Transcribe all the entries word for word, skipping the pictures.

Saved data entries:
***
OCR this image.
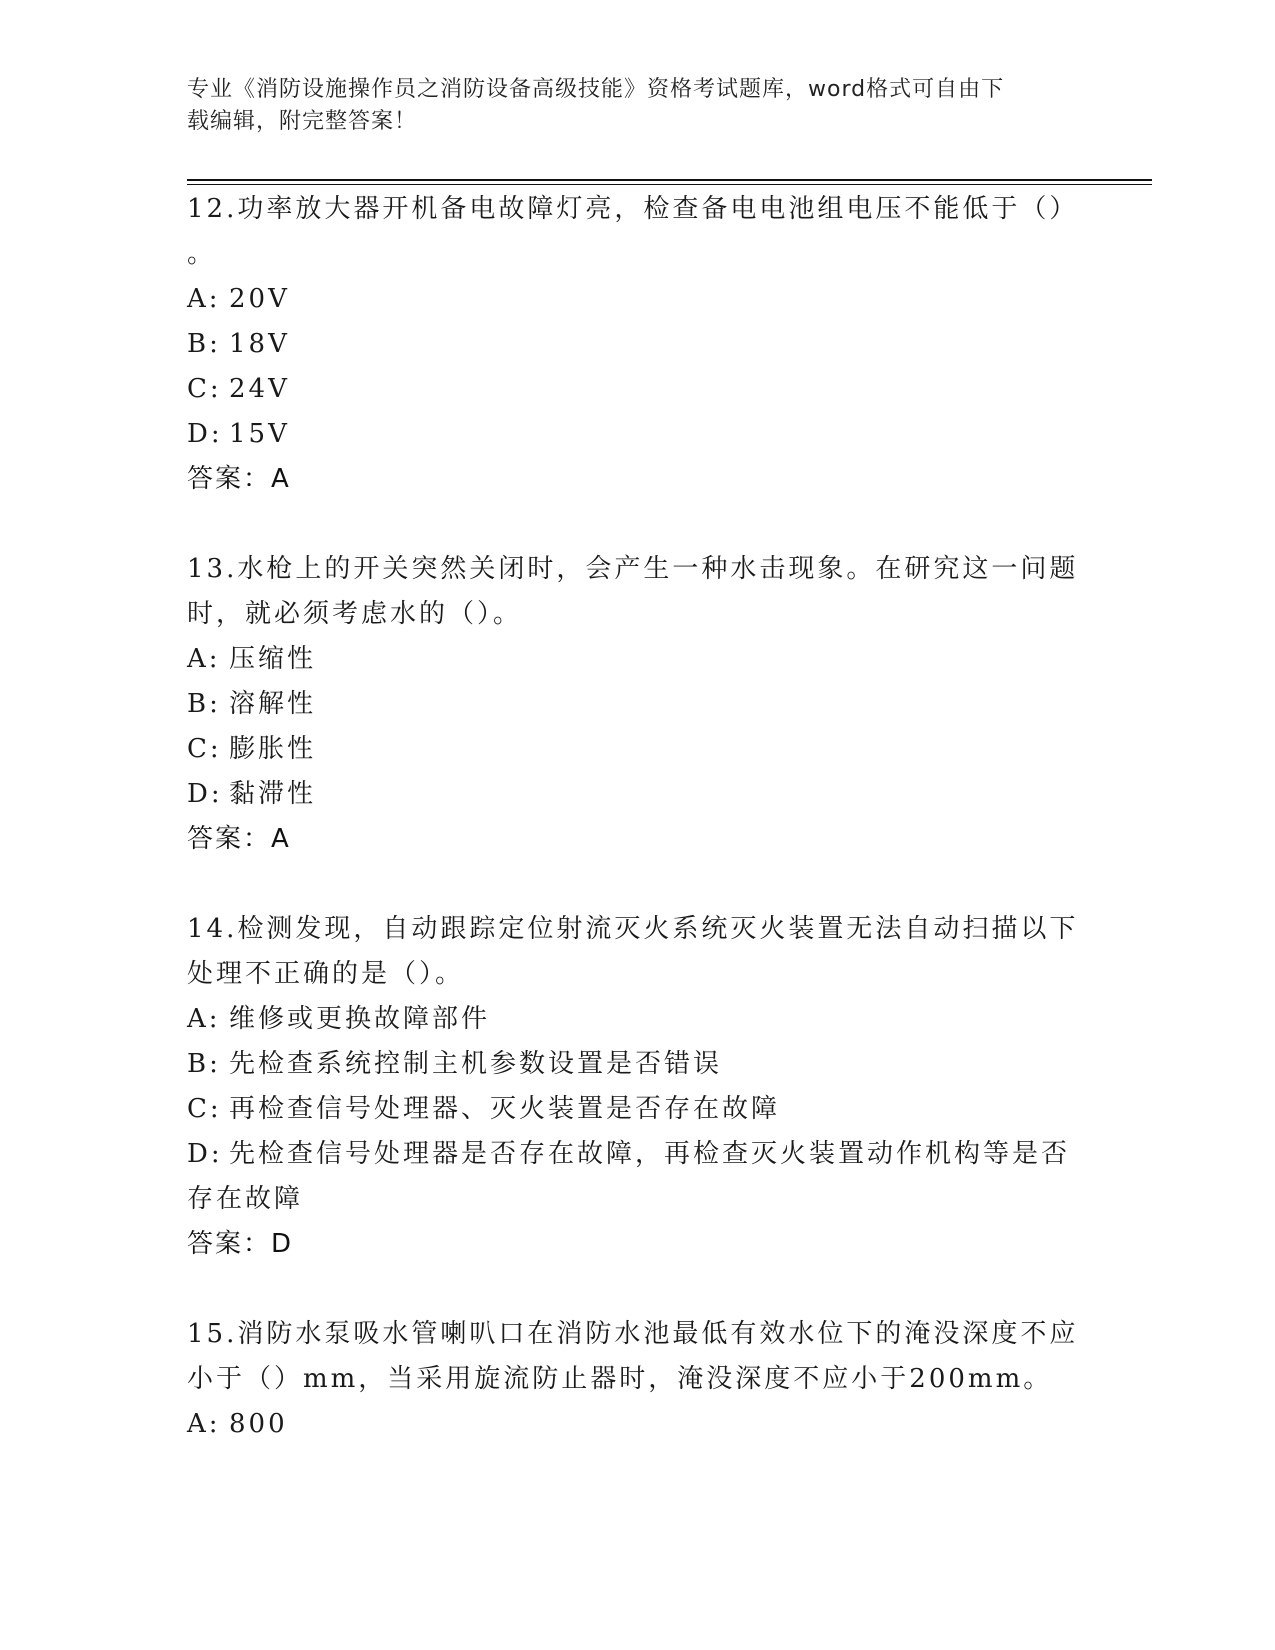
专业《消防设施操作员之消防设备高级技能》资格考试题库，word格式可自由下
载编辑，附完整答案！
12.功率放大器开机备电故障灯亮，检查备电电池组电压不能低于（）
。
A: 20V
B: 18V
C: 24V
D: 15V
答案：A
13.水枪上的开关突然关闭时，会产生一种水击现象。在研究这一问题
时，就必须考虑水的（）。
A: 压缩性
B: 溶解性
C: 膨胀性
D: 黏滞性
答案：A
14.检测发现，自动跟踪定位射流灭火系统灭火装置无法自动扫描以下
处理不正确的是（）。
A: 维修或更换故障部件
B: 先检查系统控制主机参数设置是否错误
C: 再检查信号处理器、灭火装置是否存在故障
D: 先检查信号处理器是否存在故障，再检查灭火装置动作机构等是否
存在故障
答案：D
15.消防水泵吸水管喇叭口在消防水池最低有效水位下的淹没深度不应
小于（）mm，当采用旋流防止器时，淹没深度不应小于200mm。
A: 800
***
- **ANSWER BELOW**:
OCR this image.
专业《消防设施操作员之消防设备高级技能》资格考试题库，word格式可自由下
载编辑，附完整答案！
12.功率放大器开机备电故障灯亮，检查备电电池组电压不能低于（）
。
A: 20V
B: 18V
C: 24V
D: 15V
答案：A
13.水枪上的开关突然关闭时，会产生一种水击现象。在研究这一问题
时，就必须考虑水的（）。
A: 压缩性
B: 溶解性
C: 膨胀性
D: 黏滞性
答案：A
14.检测发现，自动跟踪定位射流灭火系统灭火装置无法自动扫描以下
处理不正确的是（）。
A: 维修或更换故障部件
B: 先检查系统控制主机参数设置是否错误
C: 再检查信号处理器、灭火装置是否存在故障
D: 先检查信号处理器是否存在故障，再检查灭火装置动作机构等是否
存在故障
答案：D
15.消防水泵吸水管喇叭口在消防水池最低有效水位下的淹没深度不应
小于（）mm，当采用旋流防止器时，淹没深度不应小于200mm。
A: 800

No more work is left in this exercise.